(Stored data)
★ ★ ★

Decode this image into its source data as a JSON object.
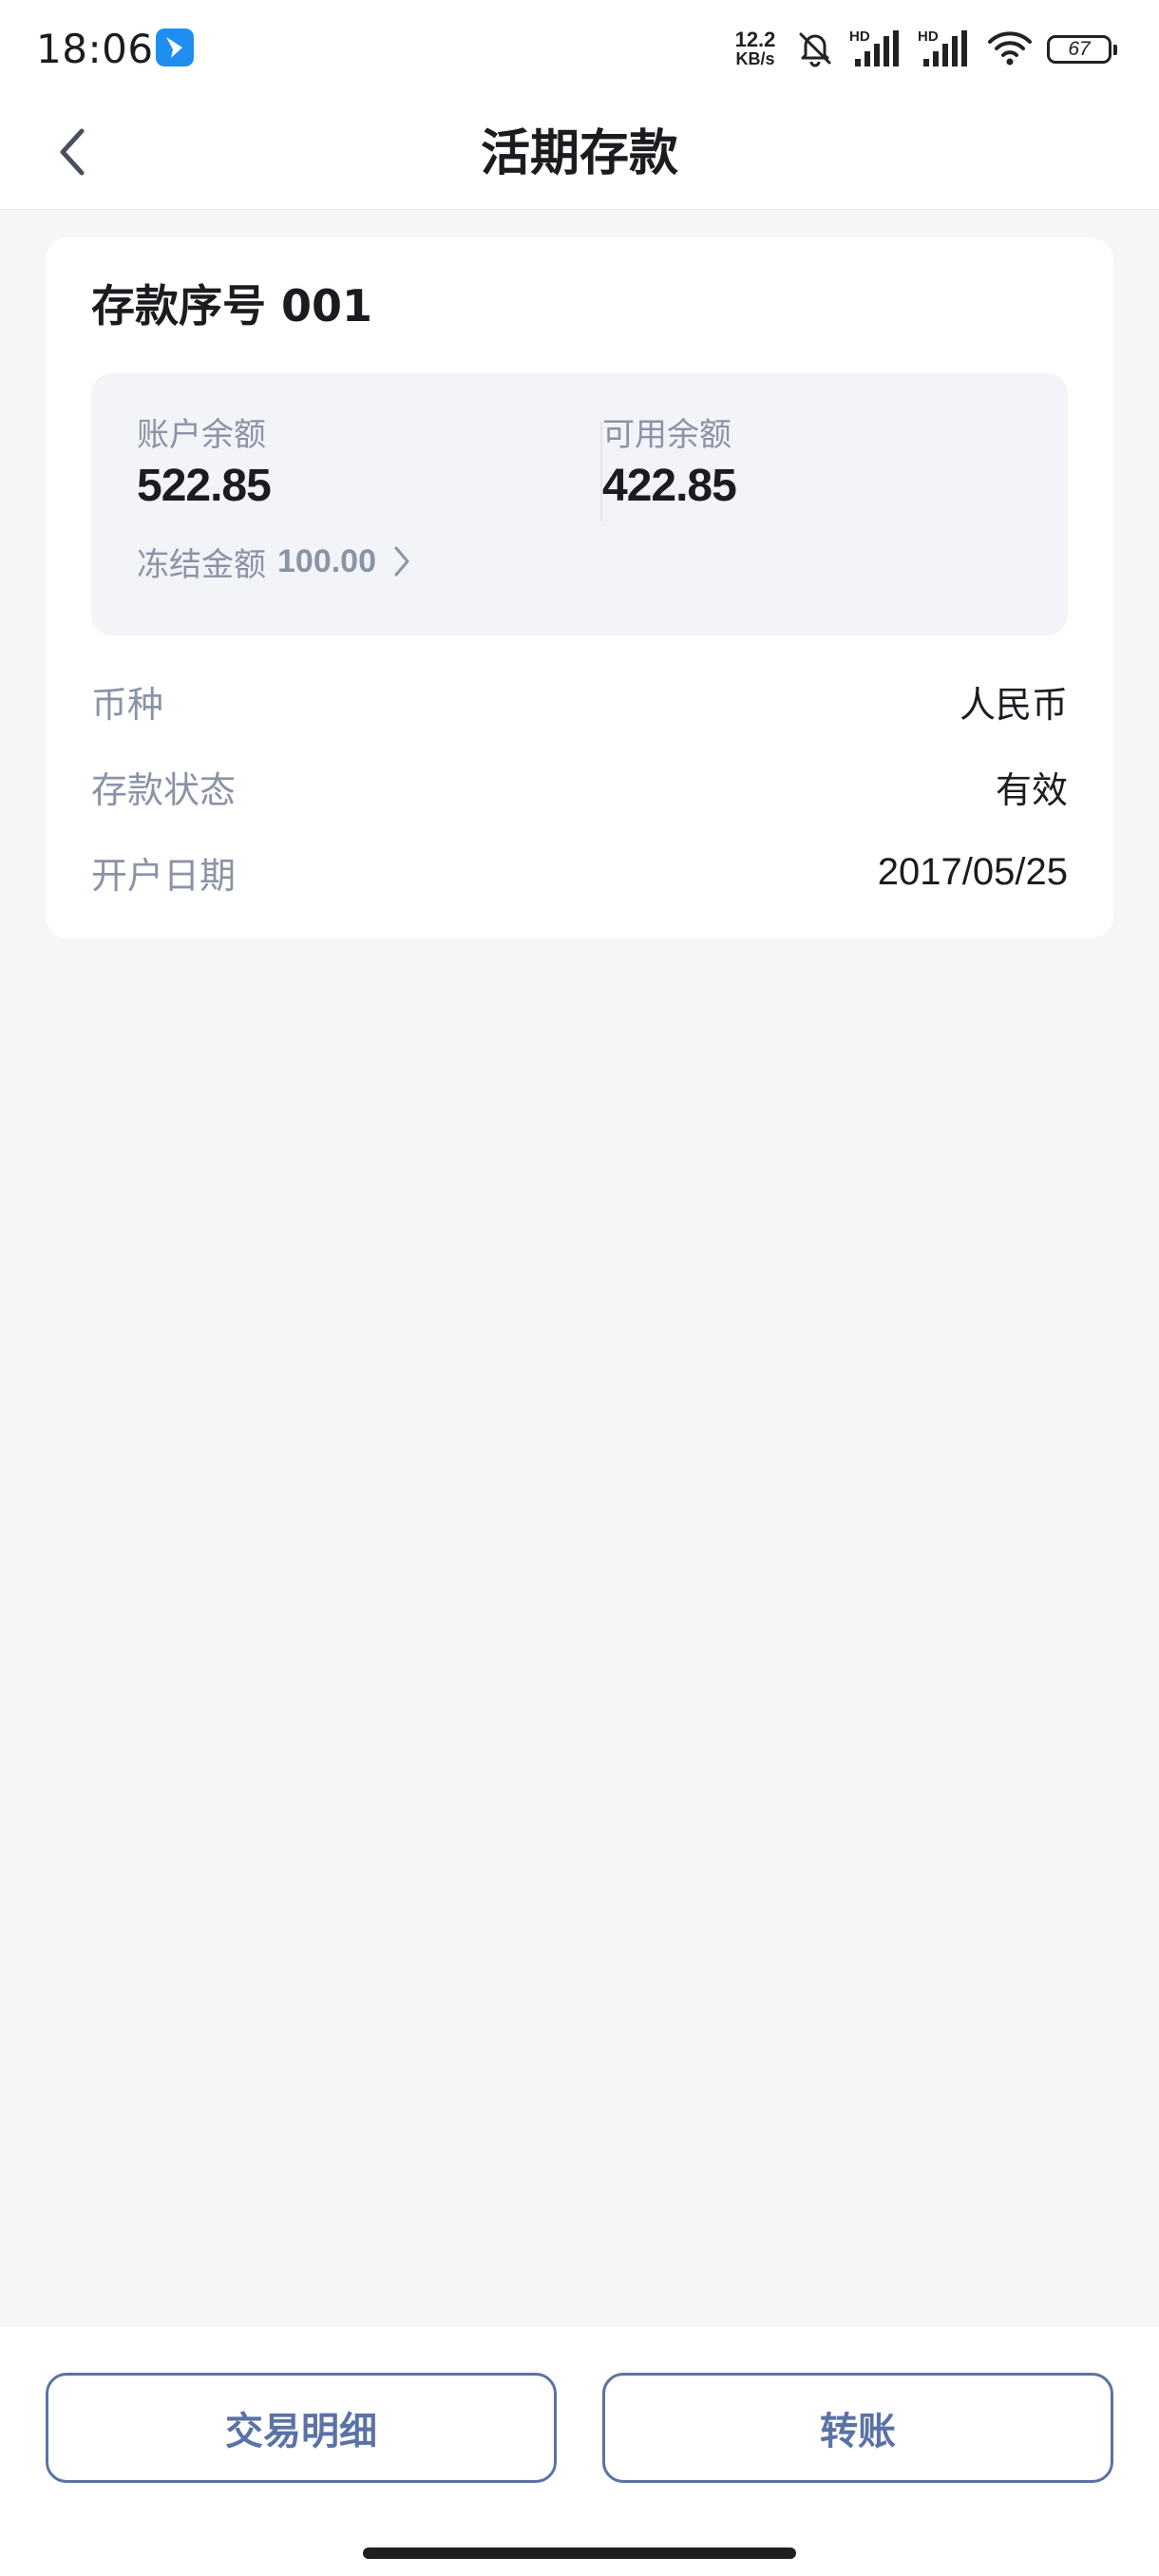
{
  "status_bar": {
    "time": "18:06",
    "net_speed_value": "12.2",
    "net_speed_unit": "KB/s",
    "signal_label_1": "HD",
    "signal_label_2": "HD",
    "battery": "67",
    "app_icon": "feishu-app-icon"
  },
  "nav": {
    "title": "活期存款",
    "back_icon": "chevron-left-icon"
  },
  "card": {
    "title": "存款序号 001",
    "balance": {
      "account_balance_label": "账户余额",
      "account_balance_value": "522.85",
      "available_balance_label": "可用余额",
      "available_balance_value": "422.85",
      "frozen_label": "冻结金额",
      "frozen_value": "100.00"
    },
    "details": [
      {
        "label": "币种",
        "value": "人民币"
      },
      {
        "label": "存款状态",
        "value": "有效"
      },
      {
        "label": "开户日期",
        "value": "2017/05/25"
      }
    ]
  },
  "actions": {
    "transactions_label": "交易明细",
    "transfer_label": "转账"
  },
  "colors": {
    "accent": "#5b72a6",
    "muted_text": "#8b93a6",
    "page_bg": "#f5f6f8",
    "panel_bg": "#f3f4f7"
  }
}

★ ★ ★

- **The request**: In the records above, collect each line with "icon".

- **Worked answer**:
    "app_icon": "feishu-app-icon"
    "back_icon": "chevron-left-icon"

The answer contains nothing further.